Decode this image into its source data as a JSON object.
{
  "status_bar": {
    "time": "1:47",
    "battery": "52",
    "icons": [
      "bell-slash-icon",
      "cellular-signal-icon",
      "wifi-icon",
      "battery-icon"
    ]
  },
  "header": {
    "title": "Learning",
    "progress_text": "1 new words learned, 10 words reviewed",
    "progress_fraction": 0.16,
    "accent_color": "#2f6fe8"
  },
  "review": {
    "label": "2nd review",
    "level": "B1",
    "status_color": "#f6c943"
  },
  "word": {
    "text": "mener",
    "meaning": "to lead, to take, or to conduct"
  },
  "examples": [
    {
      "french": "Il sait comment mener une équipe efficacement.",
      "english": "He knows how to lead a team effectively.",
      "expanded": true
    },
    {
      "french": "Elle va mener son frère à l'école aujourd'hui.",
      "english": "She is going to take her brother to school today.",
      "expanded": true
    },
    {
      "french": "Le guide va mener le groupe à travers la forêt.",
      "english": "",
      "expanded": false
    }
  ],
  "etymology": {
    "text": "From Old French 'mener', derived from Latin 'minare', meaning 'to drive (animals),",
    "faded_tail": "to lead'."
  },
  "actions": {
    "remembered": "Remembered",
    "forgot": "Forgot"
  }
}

---

## [WRITTEN EXERCISE]
Pull out all lines of the data with the string "meaning".

## [ANSWER FOR THIS EXERCISE]
    "meaning": "to lead, to take, or to conduct"
    "text": "From Old French 'mener', derived from Latin 'minare', meaning 'to drive (animals),",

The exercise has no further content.